▶ **INPUT MATERIAL**:
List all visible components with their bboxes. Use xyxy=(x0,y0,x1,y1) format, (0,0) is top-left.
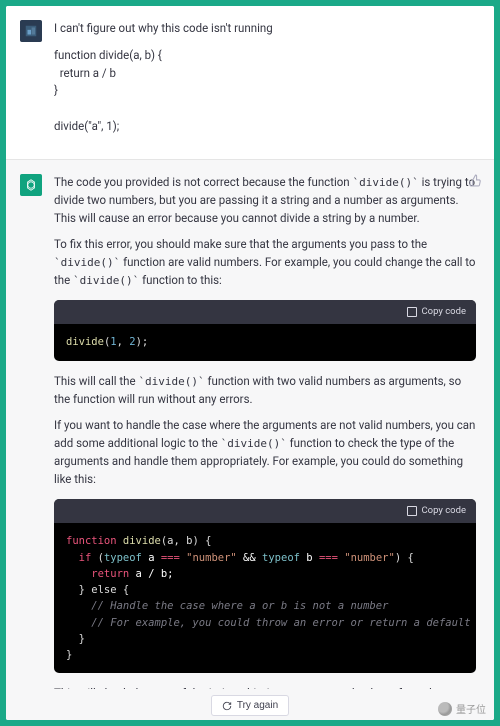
code-content: function divide(a, b) { if (typeof a ===… xyxy=(54,523,476,673)
inline-code: `divide()` xyxy=(353,176,419,189)
code-token: && xyxy=(237,552,262,564)
assistant-paragraph: To fix this error, you should make sure … xyxy=(54,236,476,289)
thumbs-up-icon xyxy=(469,174,482,187)
inline-code: `divide()` xyxy=(73,274,139,287)
inline-code: `b` xyxy=(253,687,273,689)
thumbs-up-button[interactable] xyxy=(469,174,482,193)
openai-logo-icon xyxy=(24,178,38,192)
assistant-paragraph: The code you provided is not correct bec… xyxy=(54,174,476,227)
chat-frame: I can't figure out why this code isn't r… xyxy=(6,6,494,720)
text-span: This will call the xyxy=(54,374,138,388)
code-block-header: Copy code xyxy=(54,300,476,325)
inline-code: `a` xyxy=(208,687,228,689)
text-span: This will check the type of the xyxy=(54,686,208,689)
code-token: typeof xyxy=(104,552,148,564)
code-token: "number" xyxy=(344,552,395,564)
text-span: function to this: xyxy=(139,273,222,287)
code-block-1: Copy code divide(1, 2); xyxy=(54,300,476,361)
code-token: === xyxy=(319,552,344,564)
code-content: divide(1, 2); xyxy=(54,324,476,360)
try-again-label: Try again xyxy=(237,700,278,711)
code-block-2: Copy code function divide(a, b) { if (ty… xyxy=(54,499,476,674)
code-token: , xyxy=(117,336,130,348)
code-token: return xyxy=(66,568,136,580)
code-token: b xyxy=(306,552,319,564)
code-token: } xyxy=(66,633,85,645)
assistant-paragraph: This will check the type of the `a` and … xyxy=(54,685,476,689)
text-span: and xyxy=(228,686,253,689)
assistant-paragraph: If you want to handle the case where the… xyxy=(54,417,476,488)
assistant-message: The code you provided is not correct bec… xyxy=(6,159,494,689)
inline-code: `divide()` xyxy=(54,256,120,269)
footer: Try again xyxy=(6,689,494,720)
code-token: } xyxy=(66,649,72,661)
user-message: I can't figure out why this code isn't r… xyxy=(6,6,494,159)
code-token: typeof xyxy=(262,552,306,564)
code-token: divide xyxy=(123,535,161,547)
code-token: // Handle the case where a or b is not a… xyxy=(66,600,388,612)
clipboard-icon xyxy=(407,506,417,516)
code-block-header: Copy code xyxy=(54,499,476,524)
code-token: (a, b) { xyxy=(161,535,212,547)
assistant-paragraph: This will call the `divide()` function w… xyxy=(54,373,476,409)
code-token: // For example, you could throw an error… xyxy=(66,617,476,629)
inline-code: `divide()` xyxy=(221,437,287,450)
assistant-content: The code you provided is not correct bec… xyxy=(54,174,476,675)
refresh-icon xyxy=(222,701,232,711)
user-text: I can't figure out why this code isn't r… xyxy=(54,20,476,38)
user-avatar xyxy=(20,20,42,42)
code-token: === xyxy=(161,552,186,564)
try-again-button[interactable]: Try again xyxy=(211,695,289,716)
code-token: function xyxy=(66,535,123,547)
code-token: "number" xyxy=(186,552,237,564)
code-token: if xyxy=(66,552,98,564)
copy-code-button[interactable]: Copy code xyxy=(421,504,466,519)
code-token: ) { xyxy=(395,552,414,564)
clipboard-icon xyxy=(407,307,417,317)
code-token: } else { xyxy=(66,584,129,596)
code-token: divide xyxy=(66,336,104,348)
copy-code-button[interactable]: Copy code xyxy=(421,305,466,320)
code-token: a xyxy=(148,552,161,564)
inline-code: `divide()` xyxy=(138,375,204,388)
text-span: The code you provided is not correct bec… xyxy=(54,175,353,189)
code-token: ); xyxy=(136,336,149,348)
user-avatar-icon xyxy=(24,24,38,38)
text-span: To fix this error, you should make sure … xyxy=(54,237,427,251)
assistant-avatar xyxy=(20,174,42,196)
user-code-snippet: function divide(a, b) { return a / b } d… xyxy=(54,47,476,136)
code-token: a / b; xyxy=(136,568,174,580)
user-content: I can't figure out why this code isn't r… xyxy=(54,20,476,145)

▶ **CHALLENGE**:
Rewrite all the items with every "inline-code" changed to "code-span" and nothing else altered. Leave out the pictures.

▶ **RESPONSE BELOW**:
List all visible components with their bboxes. Use xyxy=(x0,y0,x1,y1) format, (0,0) is top-left.
code-content: function divide(a, b) { if (typeof a ===… xyxy=(54,523,476,673)
code-span: `divide()` xyxy=(353,176,419,189)
code-token: && xyxy=(237,552,262,564)
assistant-paragraph: To fix this error, you should make sure … xyxy=(54,236,476,289)
thumbs-up-icon xyxy=(469,174,482,187)
code-span: `divide()` xyxy=(73,274,139,287)
code-span: `b` xyxy=(253,687,273,689)
thumbs-up-button[interactable] xyxy=(469,174,482,193)
openai-logo-icon xyxy=(24,178,38,192)
assistant-paragraph: The code you provided is not correct bec… xyxy=(54,174,476,227)
chat-frame: I can't figure out why this code isn't r… xyxy=(6,6,494,720)
text-span: This will call the xyxy=(54,374,138,388)
code-block-header: Copy code xyxy=(54,300,476,325)
code-span: `a` xyxy=(208,687,228,689)
text-span: This will check the type of the xyxy=(54,686,208,689)
code-token: typeof xyxy=(104,552,148,564)
code-token: "number" xyxy=(344,552,395,564)
text-span: function to this: xyxy=(139,273,222,287)
code-block-1: Copy code divide(1, 2); xyxy=(54,300,476,361)
code-token: === xyxy=(319,552,344,564)
code-content: divide(1, 2); xyxy=(54,324,476,360)
try-again-label: Try again xyxy=(237,700,278,711)
code-block-2: Copy code function divide(a, b) { if (ty… xyxy=(54,499,476,674)
code-token: , xyxy=(117,336,130,348)
code-token: return xyxy=(66,568,136,580)
code-token: b xyxy=(306,552,319,564)
code-token: } xyxy=(66,633,85,645)
assistant-paragraph: This will check the type of the `a` and … xyxy=(54,685,476,689)
text-span: and xyxy=(228,686,253,689)
assistant-paragraph: If you want to handle the case where the… xyxy=(54,417,476,488)
assistant-message: The code you provided is not correct bec… xyxy=(6,159,494,689)
code-span: `divide()` xyxy=(54,256,120,269)
footer: Try again xyxy=(6,689,494,720)
code-token: } xyxy=(66,649,72,661)
user-message: I can't figure out why this code isn't r… xyxy=(6,6,494,159)
code-token: typeof xyxy=(262,552,306,564)
code-token: divide xyxy=(123,535,161,547)
code-token: // Handle the case where a or b is not a… xyxy=(66,600,388,612)
clipboard-icon xyxy=(407,506,417,516)
code-block-header: Copy code xyxy=(54,499,476,524)
code-token: (a, b) { xyxy=(161,535,212,547)
assistant-paragraph: This will call the `divide()` function w… xyxy=(54,373,476,409)
code-token: // For example, you could throw an error… xyxy=(66,617,476,629)
code-span: `divide()` xyxy=(221,437,287,450)
assistant-content: The code you provided is not correct bec… xyxy=(54,174,476,675)
refresh-icon xyxy=(222,701,232,711)
user-text: I can't figure out why this code isn't r… xyxy=(54,20,476,38)
user-avatar xyxy=(20,20,42,42)
code-token: === xyxy=(161,552,186,564)
try-again-button[interactable]: Try again xyxy=(211,695,289,716)
code-token: function xyxy=(66,535,123,547)
code-token: "number" xyxy=(186,552,237,564)
code-token: if xyxy=(66,552,98,564)
copy-code-button[interactable]: Copy code xyxy=(421,504,466,519)
code-token: ) { xyxy=(395,552,414,564)
clipboard-icon xyxy=(407,307,417,317)
code-token: } else { xyxy=(66,584,129,596)
code-token: divide xyxy=(66,336,104,348)
copy-code-button[interactable]: Copy code xyxy=(421,305,466,320)
code-token: a xyxy=(148,552,161,564)
code-span: `divide()` xyxy=(138,375,204,388)
text-span: The code you provided is not correct bec… xyxy=(54,175,353,189)
code-token: ); xyxy=(136,336,149,348)
user-avatar-icon xyxy=(24,24,38,38)
text-span: To fix this error, you should make sure … xyxy=(54,237,427,251)
assistant-avatar xyxy=(20,174,42,196)
user-code-snippet: function divide(a, b) { return a / b } d… xyxy=(54,47,476,136)
code-token: a / b; xyxy=(136,568,174,580)
user-content: I can't figure out why this code isn't r… xyxy=(54,20,476,145)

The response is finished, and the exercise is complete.